### [Saved data entries]
⁂
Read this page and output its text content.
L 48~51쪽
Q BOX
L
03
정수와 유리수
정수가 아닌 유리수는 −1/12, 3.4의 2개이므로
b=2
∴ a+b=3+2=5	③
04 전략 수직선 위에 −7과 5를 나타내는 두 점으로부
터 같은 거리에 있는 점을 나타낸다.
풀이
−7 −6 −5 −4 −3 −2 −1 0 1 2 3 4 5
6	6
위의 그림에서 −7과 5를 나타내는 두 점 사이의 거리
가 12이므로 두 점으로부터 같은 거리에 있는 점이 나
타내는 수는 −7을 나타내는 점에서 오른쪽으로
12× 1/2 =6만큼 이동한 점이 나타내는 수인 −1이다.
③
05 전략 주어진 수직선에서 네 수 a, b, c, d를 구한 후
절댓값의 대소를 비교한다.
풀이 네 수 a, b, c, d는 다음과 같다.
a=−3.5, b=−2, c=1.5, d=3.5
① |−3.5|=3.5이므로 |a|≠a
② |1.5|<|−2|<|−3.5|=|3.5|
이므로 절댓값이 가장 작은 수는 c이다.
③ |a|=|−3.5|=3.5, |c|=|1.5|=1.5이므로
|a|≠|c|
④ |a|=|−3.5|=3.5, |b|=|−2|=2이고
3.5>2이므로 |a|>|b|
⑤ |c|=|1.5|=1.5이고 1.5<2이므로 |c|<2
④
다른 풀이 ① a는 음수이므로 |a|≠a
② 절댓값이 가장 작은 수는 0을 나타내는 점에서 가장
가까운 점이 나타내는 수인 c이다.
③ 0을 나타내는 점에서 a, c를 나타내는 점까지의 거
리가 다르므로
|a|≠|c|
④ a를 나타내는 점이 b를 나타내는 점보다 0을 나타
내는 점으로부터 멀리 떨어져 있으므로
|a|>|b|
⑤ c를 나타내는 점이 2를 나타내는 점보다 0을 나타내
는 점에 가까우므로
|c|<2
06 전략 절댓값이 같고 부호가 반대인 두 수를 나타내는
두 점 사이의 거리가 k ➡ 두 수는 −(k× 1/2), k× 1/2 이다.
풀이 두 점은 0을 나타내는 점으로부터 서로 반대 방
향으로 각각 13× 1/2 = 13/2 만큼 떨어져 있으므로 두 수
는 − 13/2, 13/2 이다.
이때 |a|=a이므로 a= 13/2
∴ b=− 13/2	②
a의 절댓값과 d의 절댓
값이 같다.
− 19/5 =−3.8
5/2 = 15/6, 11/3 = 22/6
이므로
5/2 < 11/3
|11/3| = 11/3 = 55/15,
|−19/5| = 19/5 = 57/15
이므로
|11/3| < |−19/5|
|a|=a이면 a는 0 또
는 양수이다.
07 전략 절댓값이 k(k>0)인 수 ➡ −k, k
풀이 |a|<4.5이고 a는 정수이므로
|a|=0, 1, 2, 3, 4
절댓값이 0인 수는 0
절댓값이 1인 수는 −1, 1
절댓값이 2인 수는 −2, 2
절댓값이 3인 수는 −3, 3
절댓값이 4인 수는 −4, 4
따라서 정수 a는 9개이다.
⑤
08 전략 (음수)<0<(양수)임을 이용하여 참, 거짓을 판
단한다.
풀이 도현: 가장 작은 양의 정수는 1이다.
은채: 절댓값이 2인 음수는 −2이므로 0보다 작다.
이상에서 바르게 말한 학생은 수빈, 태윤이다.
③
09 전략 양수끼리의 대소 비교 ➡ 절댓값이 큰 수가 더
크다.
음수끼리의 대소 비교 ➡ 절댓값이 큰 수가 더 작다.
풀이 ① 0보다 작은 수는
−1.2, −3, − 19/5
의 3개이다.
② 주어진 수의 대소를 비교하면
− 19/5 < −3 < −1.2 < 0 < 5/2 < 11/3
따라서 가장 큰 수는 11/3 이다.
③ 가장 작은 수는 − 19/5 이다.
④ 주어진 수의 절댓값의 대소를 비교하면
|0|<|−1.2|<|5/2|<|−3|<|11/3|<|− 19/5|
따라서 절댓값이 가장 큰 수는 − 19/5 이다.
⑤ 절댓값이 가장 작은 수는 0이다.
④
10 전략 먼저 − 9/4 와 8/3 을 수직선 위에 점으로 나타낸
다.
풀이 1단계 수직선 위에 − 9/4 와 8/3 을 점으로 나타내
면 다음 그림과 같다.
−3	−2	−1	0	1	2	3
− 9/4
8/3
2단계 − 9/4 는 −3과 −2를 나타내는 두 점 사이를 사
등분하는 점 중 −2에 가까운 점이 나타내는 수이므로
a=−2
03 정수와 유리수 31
⁂
### [What is expected]
Locate the word "비교하면" in the records and collect each line it appears in.

### [Response below]
② 주어진 수의 대소를 비교하면
④ 주어진 수의 절댓값의 대소를 비교하면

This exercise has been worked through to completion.